▸ DATA TO USE:
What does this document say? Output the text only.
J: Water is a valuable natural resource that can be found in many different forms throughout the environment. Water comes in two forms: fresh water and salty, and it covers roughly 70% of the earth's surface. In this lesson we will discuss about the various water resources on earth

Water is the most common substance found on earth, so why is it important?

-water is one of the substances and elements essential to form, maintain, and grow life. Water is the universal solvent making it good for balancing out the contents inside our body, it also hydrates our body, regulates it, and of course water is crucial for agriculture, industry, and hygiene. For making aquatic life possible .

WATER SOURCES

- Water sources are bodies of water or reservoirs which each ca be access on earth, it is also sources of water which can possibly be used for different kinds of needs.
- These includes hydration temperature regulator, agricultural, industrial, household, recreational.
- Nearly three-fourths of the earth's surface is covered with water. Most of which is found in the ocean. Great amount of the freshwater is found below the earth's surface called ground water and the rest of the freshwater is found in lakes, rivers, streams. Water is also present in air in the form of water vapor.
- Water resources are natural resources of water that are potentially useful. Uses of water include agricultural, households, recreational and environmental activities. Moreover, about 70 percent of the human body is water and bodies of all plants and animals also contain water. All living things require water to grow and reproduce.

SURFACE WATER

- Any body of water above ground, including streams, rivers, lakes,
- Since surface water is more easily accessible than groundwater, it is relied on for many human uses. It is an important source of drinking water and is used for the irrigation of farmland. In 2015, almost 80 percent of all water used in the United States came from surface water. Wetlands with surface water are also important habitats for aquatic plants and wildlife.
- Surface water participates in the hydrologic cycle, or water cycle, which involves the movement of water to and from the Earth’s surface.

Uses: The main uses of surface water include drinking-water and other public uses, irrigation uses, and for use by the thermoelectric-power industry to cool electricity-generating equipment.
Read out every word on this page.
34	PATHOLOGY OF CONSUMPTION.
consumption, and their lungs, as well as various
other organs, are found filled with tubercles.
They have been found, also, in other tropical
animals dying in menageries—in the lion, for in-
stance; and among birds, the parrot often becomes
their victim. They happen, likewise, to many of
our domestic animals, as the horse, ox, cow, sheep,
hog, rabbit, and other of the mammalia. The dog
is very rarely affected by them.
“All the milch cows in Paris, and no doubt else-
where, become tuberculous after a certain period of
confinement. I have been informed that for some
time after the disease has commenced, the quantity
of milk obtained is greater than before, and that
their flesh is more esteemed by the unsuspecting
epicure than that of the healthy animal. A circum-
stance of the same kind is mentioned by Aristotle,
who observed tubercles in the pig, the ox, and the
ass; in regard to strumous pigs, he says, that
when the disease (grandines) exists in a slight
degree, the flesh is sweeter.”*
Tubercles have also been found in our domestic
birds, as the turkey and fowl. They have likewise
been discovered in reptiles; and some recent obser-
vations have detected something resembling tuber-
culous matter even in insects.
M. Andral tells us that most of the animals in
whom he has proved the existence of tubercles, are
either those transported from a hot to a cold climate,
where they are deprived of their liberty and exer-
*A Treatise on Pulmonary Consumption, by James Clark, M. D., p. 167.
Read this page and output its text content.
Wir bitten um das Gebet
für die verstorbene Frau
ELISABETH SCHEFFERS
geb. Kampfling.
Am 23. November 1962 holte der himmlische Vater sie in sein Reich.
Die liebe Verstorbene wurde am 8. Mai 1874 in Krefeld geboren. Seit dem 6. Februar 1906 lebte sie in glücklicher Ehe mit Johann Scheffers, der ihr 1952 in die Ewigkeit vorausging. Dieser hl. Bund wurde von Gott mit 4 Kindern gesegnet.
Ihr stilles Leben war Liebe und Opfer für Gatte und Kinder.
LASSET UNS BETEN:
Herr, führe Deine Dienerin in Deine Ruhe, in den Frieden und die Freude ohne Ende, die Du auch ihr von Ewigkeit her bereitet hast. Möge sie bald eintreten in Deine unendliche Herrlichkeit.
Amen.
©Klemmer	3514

▸ EXERCISE DESCRIPTION: Repeat the records above exactly, leaving none out.

▸ EXPECTED OUTPUT:
What does this document say? Output the text only.
J: Water is a valuable natural resource that can be found in many different forms throughout the environment. Water comes in two forms: fresh water and salty, and it covers roughly 70% of the earth's surface. In this lesson we will discuss about the various water resources on earth

Water is the most common substance found on earth, so why is it important?

-water is one of the substances and elements essential to form, maintain, and grow life. Water is the universal solvent making it good for balancing out the contents inside our body, it also hydrates our body, regulates it, and of course water is crucial for agriculture, industry, and hygiene. For making aquatic life possible .

WATER SOURCES

- Water sources are bodies of water or reservoirs which each ca be access on earth, it is also sources of water which can possibly be used for different kinds of needs.
- These includes hydration temperature regulator, agricultural, industrial, household, recreational.
- Nearly three-fourths of the earth's surface is covered with water. Most of which is found in the ocean. Great amount of the freshwater is found below the earth's surface called ground water and the rest of the freshwater is found in lakes, rivers, streams. Water is also present in air in the form of water vapor.
- Water resources are natural resources of water that are potentially useful. Uses of water include agricultural, households, recreational and environmental activities. Moreover, about 70 percent of the human body is water and bodies of all plants and animals also contain water. All living things require water to grow and reproduce.

SURFACE WATER

- Any body of water above ground, including streams, rivers, lakes,
- Since surface water is more easily accessible than groundwater, it is relied on for many human uses. It is an important source of drinking water and is used for the irrigation of farmland. In 2015, almost 80 percent of all water used in the United States came from surface water. Wetlands with surface water are also important habitats for aquatic plants and wildlife.
- Surface water participates in the hydrologic cycle, or water cycle, which involves the movement of water to and from the Earth’s surface.

Uses: The main uses of surface water include drinking-water and other public uses, irrigation uses, and for use by the thermoelectric-power industry to cool electricity-generating equipment.
Read out every word on this page.
34	PATHOLOGY OF CONSUMPTION.
consumption, and their lungs, as well as various
other organs, are found filled with tubercles.
They have been found, also, in other tropical
animals dying in menageries—in the lion, for in-
stance; and among birds, the parrot often becomes
their victim. They happen, likewise, to many of
our domestic animals, as the horse, ox, cow, sheep,
hog, rabbit, and other of the mammalia. The dog
is very rarely affected by them.
“All the milch cows in Paris, and no doubt else-
where, become tuberculous after a certain period of
confinement. I have been informed that for some
time after the disease has commenced, the quantity
of milk obtained is greater than before, and that
their flesh is more esteemed by the unsuspecting
epicure than that of the healthy animal. A circum-
stance of the same kind is mentioned by Aristotle,
who observed tubercles in the pig, the ox, and the
ass; in regard to strumous pigs, he says, that
when the disease (grandines) exists in a slight
degree, the flesh is sweeter.”*
Tubercles have also been found in our domestic
birds, as the turkey and fowl. They have likewise
been discovered in reptiles; and some recent obser-
vations have detected something resembling tuber-
culous matter even in insects.
M. Andral tells us that most of the animals in
whom he has proved the existence of tubercles, are
either those transported from a hot to a cold climate,
where they are deprived of their liberty and exer-
*A Treatise on Pulmonary Consumption, by James Clark, M. D., p. 167.
Read this page and output its text content.
Wir bitten um das Gebet
für die verstorbene Frau
ELISABETH SCHEFFERS
geb. Kampfling.
Am 23. November 1962 holte der himmlische Vater sie in sein Reich.
Die liebe Verstorbene wurde am 8. Mai 1874 in Krefeld geboren. Seit dem 6. Februar 1906 lebte sie in glücklicher Ehe mit Johann Scheffers, der ihr 1952 in die Ewigkeit vorausging. Dieser hl. Bund wurde von Gott mit 4 Kindern gesegnet.
Ihr stilles Leben war Liebe und Opfer für Gatte und Kinder.
LASSET UNS BETEN:
Herr, führe Deine Dienerin in Deine Ruhe, in den Frieden und die Freude ohne Ende, die Du auch ihr von Ewigkeit her bereitet hast. Möge sie bald eintreten in Deine unendliche Herrlichkeit.
Amen.
©Klemmer	3514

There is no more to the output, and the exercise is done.